- The request -
Check every line below for the string "from", and copy the lines that contain it.

***** Listed entries

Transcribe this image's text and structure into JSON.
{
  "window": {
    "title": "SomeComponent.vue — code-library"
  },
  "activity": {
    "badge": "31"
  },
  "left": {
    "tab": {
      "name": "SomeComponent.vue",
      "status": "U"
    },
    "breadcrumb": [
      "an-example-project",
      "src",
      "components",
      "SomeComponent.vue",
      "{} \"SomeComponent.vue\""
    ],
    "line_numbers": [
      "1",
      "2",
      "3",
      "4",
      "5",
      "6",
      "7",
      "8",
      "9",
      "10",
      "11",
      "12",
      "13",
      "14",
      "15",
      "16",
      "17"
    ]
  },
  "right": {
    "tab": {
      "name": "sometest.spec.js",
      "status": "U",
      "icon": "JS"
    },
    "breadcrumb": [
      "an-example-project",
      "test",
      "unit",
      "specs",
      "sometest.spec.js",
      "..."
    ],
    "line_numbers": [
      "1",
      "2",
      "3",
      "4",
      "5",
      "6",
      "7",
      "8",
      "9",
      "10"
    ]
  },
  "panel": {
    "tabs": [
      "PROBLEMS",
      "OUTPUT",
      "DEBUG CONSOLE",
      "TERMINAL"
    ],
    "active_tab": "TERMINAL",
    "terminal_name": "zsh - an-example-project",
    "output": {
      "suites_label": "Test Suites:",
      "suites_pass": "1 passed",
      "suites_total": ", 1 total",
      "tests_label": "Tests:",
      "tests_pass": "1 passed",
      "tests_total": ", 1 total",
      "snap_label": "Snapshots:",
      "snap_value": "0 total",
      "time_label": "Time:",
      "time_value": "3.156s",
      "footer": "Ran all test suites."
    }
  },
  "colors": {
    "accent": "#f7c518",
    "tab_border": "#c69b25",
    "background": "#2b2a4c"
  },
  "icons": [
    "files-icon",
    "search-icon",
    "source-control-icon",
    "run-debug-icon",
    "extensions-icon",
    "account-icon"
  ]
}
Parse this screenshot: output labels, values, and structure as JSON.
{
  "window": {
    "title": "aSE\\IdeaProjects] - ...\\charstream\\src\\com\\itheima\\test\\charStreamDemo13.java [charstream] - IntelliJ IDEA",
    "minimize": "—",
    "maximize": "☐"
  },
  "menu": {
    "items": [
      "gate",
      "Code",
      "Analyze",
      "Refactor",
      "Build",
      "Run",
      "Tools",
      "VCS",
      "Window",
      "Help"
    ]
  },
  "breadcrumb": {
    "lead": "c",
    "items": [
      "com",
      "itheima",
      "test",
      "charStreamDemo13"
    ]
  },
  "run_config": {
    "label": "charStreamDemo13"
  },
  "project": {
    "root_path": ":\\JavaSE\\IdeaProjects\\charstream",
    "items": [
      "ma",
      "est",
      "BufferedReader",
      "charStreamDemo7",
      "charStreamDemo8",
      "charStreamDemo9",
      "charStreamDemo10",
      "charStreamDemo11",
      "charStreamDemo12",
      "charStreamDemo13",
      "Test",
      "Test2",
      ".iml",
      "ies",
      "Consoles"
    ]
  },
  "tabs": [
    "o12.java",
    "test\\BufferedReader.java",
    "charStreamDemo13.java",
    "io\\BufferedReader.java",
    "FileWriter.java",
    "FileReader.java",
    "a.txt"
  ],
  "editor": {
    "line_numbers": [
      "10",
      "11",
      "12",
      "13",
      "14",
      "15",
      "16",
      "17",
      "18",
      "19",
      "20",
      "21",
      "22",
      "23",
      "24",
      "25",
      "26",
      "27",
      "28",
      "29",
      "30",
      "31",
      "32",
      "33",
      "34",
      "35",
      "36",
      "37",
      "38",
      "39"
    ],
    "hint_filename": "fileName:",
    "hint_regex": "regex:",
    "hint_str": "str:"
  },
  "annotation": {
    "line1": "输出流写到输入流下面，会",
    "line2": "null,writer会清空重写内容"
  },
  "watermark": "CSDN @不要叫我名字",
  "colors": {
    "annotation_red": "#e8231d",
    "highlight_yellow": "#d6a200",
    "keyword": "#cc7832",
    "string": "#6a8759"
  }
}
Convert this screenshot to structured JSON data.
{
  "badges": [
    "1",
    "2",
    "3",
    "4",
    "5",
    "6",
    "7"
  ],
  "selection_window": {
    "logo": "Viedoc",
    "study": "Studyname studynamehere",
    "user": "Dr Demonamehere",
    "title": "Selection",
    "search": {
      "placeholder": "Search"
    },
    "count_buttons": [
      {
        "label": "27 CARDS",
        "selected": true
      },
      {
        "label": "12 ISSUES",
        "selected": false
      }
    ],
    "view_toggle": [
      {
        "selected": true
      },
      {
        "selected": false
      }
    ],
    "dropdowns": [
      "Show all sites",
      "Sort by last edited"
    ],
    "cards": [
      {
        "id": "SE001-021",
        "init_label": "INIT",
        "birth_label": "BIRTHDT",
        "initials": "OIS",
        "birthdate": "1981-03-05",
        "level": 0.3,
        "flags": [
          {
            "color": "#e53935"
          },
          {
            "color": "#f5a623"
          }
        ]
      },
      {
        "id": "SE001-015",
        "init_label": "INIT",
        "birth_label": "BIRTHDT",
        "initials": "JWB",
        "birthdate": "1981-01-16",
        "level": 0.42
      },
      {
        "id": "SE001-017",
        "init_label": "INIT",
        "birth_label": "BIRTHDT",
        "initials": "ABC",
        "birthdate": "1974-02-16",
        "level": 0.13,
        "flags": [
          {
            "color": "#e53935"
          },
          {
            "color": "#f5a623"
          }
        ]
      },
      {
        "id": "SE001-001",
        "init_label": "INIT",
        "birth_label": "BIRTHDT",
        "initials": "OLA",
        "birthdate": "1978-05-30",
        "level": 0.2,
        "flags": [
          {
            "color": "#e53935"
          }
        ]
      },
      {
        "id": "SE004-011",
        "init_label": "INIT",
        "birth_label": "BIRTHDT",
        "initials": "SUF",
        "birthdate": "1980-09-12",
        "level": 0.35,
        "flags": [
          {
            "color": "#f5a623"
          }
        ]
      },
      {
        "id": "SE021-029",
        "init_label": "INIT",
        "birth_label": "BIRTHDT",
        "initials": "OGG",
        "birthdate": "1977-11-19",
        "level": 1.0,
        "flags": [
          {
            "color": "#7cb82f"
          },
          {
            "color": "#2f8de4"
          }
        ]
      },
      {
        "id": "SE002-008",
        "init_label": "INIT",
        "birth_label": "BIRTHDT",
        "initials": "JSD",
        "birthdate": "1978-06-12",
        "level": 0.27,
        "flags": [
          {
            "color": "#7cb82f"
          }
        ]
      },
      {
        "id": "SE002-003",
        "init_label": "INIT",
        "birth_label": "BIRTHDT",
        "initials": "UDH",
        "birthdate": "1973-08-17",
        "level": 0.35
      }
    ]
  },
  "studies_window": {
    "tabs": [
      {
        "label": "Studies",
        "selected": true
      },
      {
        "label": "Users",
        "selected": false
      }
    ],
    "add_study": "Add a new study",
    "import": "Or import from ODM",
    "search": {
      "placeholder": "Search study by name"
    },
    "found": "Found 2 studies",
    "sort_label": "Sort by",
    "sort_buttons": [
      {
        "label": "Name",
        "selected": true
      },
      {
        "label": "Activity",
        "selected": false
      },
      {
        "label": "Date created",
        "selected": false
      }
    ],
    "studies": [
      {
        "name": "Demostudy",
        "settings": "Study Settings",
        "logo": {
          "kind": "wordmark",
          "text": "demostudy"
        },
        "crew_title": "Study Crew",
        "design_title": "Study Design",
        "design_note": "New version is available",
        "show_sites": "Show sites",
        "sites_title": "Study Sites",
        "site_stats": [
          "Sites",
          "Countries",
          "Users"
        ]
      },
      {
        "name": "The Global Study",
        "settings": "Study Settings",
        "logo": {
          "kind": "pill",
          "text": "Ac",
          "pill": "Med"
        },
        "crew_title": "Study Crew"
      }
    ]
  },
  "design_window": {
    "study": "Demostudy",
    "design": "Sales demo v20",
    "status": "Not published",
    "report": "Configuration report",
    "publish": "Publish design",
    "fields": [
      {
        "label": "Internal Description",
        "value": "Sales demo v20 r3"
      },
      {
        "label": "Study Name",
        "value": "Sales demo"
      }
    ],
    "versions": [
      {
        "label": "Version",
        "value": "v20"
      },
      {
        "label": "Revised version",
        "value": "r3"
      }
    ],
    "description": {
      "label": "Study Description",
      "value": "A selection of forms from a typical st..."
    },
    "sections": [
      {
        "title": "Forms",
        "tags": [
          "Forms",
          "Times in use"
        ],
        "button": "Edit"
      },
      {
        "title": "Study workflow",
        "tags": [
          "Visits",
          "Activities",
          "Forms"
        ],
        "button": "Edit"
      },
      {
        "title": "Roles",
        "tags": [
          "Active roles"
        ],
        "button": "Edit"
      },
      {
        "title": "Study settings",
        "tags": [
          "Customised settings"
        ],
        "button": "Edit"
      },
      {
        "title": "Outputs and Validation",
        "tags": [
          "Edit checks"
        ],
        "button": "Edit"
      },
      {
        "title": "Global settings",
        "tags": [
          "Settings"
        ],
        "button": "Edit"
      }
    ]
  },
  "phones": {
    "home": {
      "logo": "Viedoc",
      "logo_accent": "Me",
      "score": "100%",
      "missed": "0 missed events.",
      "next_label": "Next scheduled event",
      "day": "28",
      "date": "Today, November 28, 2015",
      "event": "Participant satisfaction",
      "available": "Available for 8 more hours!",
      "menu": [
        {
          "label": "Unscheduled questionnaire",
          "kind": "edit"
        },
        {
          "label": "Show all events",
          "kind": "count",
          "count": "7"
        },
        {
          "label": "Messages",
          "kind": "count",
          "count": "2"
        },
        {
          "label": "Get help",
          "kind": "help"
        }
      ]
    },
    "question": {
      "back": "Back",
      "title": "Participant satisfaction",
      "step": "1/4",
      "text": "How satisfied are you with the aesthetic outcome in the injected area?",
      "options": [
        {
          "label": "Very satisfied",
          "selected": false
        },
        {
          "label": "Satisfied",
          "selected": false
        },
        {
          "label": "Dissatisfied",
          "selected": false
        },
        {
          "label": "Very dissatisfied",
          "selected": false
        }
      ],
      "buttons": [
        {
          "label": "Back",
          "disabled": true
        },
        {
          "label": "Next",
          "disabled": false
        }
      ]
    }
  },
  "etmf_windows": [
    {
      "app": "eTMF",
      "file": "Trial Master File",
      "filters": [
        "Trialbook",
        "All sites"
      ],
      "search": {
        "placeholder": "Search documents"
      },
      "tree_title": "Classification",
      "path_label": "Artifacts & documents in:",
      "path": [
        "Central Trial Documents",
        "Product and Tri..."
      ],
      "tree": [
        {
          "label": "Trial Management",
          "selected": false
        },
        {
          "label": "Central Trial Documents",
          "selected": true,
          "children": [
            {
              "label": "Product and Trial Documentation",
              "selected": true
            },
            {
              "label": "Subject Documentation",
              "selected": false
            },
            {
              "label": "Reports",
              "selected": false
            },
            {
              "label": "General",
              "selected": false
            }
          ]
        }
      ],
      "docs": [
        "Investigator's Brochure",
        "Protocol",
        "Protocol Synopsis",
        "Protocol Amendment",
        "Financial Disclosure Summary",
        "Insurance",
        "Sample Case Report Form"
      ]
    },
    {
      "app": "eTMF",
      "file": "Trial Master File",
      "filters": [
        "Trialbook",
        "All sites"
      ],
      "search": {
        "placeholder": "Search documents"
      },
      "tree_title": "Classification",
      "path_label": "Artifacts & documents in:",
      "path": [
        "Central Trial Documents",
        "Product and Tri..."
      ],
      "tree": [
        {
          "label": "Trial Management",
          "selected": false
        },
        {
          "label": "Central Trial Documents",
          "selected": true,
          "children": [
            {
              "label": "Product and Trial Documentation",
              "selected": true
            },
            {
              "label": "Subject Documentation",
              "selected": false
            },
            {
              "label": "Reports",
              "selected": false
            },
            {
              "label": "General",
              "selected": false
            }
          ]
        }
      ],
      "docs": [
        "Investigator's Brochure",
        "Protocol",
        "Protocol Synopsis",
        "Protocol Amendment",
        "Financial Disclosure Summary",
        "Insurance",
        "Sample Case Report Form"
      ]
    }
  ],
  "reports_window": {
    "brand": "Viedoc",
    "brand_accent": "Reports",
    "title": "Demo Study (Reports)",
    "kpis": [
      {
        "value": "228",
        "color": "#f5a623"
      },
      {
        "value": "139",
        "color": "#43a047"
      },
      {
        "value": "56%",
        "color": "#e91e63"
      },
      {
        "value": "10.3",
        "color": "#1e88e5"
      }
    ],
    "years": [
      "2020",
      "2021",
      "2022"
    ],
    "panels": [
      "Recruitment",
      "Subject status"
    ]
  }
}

**********

- The response -
    "import": "Or import from ODM",
      "value": "A selection of forms from a typical st..."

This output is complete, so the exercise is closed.